(Excerpts from a figure dataset)
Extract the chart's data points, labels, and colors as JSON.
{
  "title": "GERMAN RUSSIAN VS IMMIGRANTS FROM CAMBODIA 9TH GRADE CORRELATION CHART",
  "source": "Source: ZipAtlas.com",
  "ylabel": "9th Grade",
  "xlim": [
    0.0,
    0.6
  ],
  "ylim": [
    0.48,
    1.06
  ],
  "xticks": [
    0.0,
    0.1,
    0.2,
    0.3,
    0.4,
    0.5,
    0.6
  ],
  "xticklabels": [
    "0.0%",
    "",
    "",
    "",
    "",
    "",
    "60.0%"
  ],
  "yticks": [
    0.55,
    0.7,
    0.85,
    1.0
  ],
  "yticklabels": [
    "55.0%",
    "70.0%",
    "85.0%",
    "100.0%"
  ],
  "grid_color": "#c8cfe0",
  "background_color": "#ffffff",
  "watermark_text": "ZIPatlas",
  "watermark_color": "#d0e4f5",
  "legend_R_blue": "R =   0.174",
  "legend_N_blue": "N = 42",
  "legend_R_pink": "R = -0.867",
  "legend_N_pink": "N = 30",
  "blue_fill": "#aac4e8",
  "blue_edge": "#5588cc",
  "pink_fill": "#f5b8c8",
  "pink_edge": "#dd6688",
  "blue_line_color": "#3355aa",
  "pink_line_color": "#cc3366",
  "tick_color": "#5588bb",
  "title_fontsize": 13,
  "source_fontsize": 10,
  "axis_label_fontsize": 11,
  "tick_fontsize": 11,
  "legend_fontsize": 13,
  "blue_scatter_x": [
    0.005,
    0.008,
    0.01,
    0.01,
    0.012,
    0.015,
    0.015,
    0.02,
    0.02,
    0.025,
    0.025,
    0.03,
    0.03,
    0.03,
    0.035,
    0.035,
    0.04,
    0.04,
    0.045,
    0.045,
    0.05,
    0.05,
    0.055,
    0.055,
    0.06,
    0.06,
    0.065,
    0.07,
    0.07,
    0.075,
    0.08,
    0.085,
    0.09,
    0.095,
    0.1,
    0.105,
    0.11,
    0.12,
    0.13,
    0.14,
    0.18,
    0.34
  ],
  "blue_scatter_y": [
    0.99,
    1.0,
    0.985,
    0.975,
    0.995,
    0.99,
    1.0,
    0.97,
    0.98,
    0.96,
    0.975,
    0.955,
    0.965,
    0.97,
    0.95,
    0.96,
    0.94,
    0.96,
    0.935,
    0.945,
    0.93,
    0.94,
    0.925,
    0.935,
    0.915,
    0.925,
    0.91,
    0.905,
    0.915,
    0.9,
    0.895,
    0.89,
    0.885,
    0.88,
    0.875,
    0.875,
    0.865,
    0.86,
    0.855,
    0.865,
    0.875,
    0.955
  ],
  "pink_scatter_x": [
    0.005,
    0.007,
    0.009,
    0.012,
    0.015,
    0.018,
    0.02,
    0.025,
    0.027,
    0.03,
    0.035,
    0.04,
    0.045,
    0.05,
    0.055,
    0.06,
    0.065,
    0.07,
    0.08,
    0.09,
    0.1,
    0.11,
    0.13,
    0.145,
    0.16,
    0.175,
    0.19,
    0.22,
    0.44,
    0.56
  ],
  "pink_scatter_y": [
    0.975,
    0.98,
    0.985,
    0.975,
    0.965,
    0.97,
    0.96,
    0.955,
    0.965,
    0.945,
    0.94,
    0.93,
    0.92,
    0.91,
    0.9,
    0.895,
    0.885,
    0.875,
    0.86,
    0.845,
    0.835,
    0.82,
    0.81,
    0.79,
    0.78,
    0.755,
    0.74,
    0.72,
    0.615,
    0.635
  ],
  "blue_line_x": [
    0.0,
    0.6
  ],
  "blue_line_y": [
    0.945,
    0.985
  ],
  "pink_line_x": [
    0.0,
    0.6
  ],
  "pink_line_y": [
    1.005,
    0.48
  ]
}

▶ Exercise details: Print the listing above in full, exactly as it is.

▶ Task response:
Extract the chart's data points, labels, and colors as JSON.
{
  "title": "GERMAN RUSSIAN VS IMMIGRANTS FROM CAMBODIA 9TH GRADE CORRELATION CHART",
  "source": "Source: ZipAtlas.com",
  "ylabel": "9th Grade",
  "xlim": [
    0.0,
    0.6
  ],
  "ylim": [
    0.48,
    1.06
  ],
  "xticks": [
    0.0,
    0.1,
    0.2,
    0.3,
    0.4,
    0.5,
    0.6
  ],
  "xticklabels": [
    "0.0%",
    "",
    "",
    "",
    "",
    "",
    "60.0%"
  ],
  "yticks": [
    0.55,
    0.7,
    0.85,
    1.0
  ],
  "yticklabels": [
    "55.0%",
    "70.0%",
    "85.0%",
    "100.0%"
  ],
  "grid_color": "#c8cfe0",
  "background_color": "#ffffff",
  "watermark_text": "ZIPatlas",
  "watermark_color": "#d0e4f5",
  "legend_R_blue": "R =   0.174",
  "legend_N_blue": "N = 42",
  "legend_R_pink": "R = -0.867",
  "legend_N_pink": "N = 30",
  "blue_fill": "#aac4e8",
  "blue_edge": "#5588cc",
  "pink_fill": "#f5b8c8",
  "pink_edge": "#dd6688",
  "blue_line_color": "#3355aa",
  "pink_line_color": "#cc3366",
  "tick_color": "#5588bb",
  "title_fontsize": 13,
  "source_fontsize": 10,
  "axis_label_fontsize": 11,
  "tick_fontsize": 11,
  "legend_fontsize": 13,
  "blue_scatter_x": [
    0.005,
    0.008,
    0.01,
    0.01,
    0.012,
    0.015,
    0.015,
    0.02,
    0.02,
    0.025,
    0.025,
    0.03,
    0.03,
    0.03,
    0.035,
    0.035,
    0.04,
    0.04,
    0.045,
    0.045,
    0.05,
    0.05,
    0.055,
    0.055,
    0.06,
    0.06,
    0.065,
    0.07,
    0.07,
    0.075,
    0.08,
    0.085,
    0.09,
    0.095,
    0.1,
    0.105,
    0.11,
    0.12,
    0.13,
    0.14,
    0.18,
    0.34
  ],
  "blue_scatter_y": [
    0.99,
    1.0,
    0.985,
    0.975,
    0.995,
    0.99,
    1.0,
    0.97,
    0.98,
    0.96,
    0.975,
    0.955,
    0.965,
    0.97,
    0.95,
    0.96,
    0.94,
    0.96,
    0.935,
    0.945,
    0.93,
    0.94,
    0.925,
    0.935,
    0.915,
    0.925,
    0.91,
    0.905,
    0.915,
    0.9,
    0.895,
    0.89,
    0.885,
    0.88,
    0.875,
    0.875,
    0.865,
    0.86,
    0.855,
    0.865,
    0.875,
    0.955
  ],
  "pink_scatter_x": [
    0.005,
    0.007,
    0.009,
    0.012,
    0.015,
    0.018,
    0.02,
    0.025,
    0.027,
    0.03,
    0.035,
    0.04,
    0.045,
    0.05,
    0.055,
    0.06,
    0.065,
    0.07,
    0.08,
    0.09,
    0.1,
    0.11,
    0.13,
    0.145,
    0.16,
    0.175,
    0.19,
    0.22,
    0.44,
    0.56
  ],
  "pink_scatter_y": [
    0.975,
    0.98,
    0.985,
    0.975,
    0.965,
    0.97,
    0.96,
    0.955,
    0.965,
    0.945,
    0.94,
    0.93,
    0.92,
    0.91,
    0.9,
    0.895,
    0.885,
    0.875,
    0.86,
    0.845,
    0.835,
    0.82,
    0.81,
    0.79,
    0.78,
    0.755,
    0.74,
    0.72,
    0.615,
    0.635
  ],
  "blue_line_x": [
    0.0,
    0.6
  ],
  "blue_line_y": [
    0.945,
    0.985
  ],
  "pink_line_x": [
    0.0,
    0.6
  ],
  "pink_line_y": [
    1.005,
    0.48
  ]
}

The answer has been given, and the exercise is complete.